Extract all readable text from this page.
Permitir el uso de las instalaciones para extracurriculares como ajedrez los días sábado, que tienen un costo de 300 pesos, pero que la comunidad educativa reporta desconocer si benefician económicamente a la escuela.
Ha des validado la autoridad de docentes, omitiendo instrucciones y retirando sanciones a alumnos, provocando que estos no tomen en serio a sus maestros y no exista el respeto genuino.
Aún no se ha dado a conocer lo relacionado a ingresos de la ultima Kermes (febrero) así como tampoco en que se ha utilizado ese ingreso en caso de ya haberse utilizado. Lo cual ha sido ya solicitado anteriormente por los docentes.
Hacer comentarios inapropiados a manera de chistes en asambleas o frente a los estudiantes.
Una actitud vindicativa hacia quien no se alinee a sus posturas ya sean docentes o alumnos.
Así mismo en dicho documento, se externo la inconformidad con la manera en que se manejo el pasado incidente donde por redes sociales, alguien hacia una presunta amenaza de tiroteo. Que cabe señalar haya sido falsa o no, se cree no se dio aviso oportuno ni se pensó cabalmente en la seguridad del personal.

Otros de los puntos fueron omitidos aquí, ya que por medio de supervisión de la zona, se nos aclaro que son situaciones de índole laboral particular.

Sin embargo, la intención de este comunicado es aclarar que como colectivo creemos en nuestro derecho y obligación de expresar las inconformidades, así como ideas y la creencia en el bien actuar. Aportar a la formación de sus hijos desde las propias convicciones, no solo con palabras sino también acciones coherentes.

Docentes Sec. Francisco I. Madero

════════

● **Task goal**: From the records above, extract every entry exactly as given.

● **Problem solution**:
Extract all readable text from this page.
Permitir el uso de las instalaciones para extracurriculares como ajedrez los días sábado, que tienen un costo de 300 pesos, pero que la comunidad educativa reporta desconocer si benefician económicamente a la escuela.
Ha des validado la autoridad de docentes, omitiendo instrucciones y retirando sanciones a alumnos, provocando que estos no tomen en serio a sus maestros y no exista el respeto genuino.
Aún no se ha dado a conocer lo relacionado a ingresos de la ultima Kermes (febrero) así como tampoco en que se ha utilizado ese ingreso en caso de ya haberse utilizado. Lo cual ha sido ya solicitado anteriormente por los docentes.
Hacer comentarios inapropiados a manera de chistes en asambleas o frente a los estudiantes.
Una actitud vindicativa hacia quien no se alinee a sus posturas ya sean docentes o alumnos.
Así mismo en dicho documento, se externo la inconformidad con la manera en que se manejo el pasado incidente donde por redes sociales, alguien hacia una presunta amenaza de tiroteo. Que cabe señalar haya sido falsa o no, se cree no se dio aviso oportuno ni se pensó cabalmente en la seguridad del personal.

Otros de los puntos fueron omitidos aquí, ya que por medio de supervisión de la zona, se nos aclaro que son situaciones de índole laboral particular.

Sin embargo, la intención de este comunicado es aclarar que como colectivo creemos en nuestro derecho y obligación de expresar las inconformidades, así como ideas y la creencia en el bien actuar. Aportar a la formación de sus hijos desde las propias convicciones, no solo con palabras sino también acciones coherentes.

Docentes Sec. Francisco I. Madero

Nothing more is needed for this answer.